# Aim:
Search the material for the word "защиты" and report each line where it turns up.
-- START Dataset excerpts --
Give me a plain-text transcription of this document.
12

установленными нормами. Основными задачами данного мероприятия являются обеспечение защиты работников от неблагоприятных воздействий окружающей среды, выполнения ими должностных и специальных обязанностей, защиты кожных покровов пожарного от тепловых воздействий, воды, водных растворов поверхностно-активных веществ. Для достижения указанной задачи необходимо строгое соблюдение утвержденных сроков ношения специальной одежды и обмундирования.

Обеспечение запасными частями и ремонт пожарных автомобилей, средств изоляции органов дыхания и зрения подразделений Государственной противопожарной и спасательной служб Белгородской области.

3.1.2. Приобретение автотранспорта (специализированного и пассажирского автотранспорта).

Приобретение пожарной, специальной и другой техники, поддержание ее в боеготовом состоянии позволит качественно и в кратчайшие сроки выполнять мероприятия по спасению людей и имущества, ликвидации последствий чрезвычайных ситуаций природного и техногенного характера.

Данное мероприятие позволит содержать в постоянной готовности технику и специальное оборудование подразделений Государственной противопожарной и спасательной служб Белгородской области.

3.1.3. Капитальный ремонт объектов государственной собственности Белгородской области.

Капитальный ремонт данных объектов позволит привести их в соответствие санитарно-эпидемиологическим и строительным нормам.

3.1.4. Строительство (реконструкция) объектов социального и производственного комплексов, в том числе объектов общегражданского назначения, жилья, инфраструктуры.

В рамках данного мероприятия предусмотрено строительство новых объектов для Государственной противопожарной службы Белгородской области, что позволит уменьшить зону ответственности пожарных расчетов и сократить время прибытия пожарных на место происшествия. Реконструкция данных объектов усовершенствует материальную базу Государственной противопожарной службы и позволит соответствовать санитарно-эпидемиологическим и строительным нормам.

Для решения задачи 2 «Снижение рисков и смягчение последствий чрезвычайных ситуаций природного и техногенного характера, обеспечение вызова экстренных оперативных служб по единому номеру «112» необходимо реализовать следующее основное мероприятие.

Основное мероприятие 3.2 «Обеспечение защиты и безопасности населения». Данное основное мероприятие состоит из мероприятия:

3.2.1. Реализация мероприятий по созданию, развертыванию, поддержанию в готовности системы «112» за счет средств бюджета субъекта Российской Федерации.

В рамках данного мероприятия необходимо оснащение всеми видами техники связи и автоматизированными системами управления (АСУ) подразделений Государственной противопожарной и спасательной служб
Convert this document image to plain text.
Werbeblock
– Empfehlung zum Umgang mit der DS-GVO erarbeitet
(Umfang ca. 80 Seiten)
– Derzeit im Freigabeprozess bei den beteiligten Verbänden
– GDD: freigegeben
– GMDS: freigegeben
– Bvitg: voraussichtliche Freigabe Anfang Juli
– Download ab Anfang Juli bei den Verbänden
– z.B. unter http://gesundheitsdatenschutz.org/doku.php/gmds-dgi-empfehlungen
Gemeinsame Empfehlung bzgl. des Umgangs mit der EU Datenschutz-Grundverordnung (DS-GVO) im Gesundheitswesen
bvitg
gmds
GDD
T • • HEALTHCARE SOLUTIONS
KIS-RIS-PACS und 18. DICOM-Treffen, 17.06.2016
-- END Dataset excerpts --
# Correct answer:
установленными нормами. Основными задачами данного мероприятия являются обеспечение защиты работников от неблагоприятных воздействий окружающей среды, выполнения ими должностных и специальных обязанностей, защиты кожных покровов пожарного от тепловых воздействий, воды, водных растворов поверхностно-активных веществ. Для достижения указанной задачи необходимо строгое соблюдение утвержденных сроков ношения специальной одежды и обмундирования.
Основное мероприятие 3.2 «Обеспечение защиты и безопасности населения». Данное основное мероприятие состоит из мероприятия:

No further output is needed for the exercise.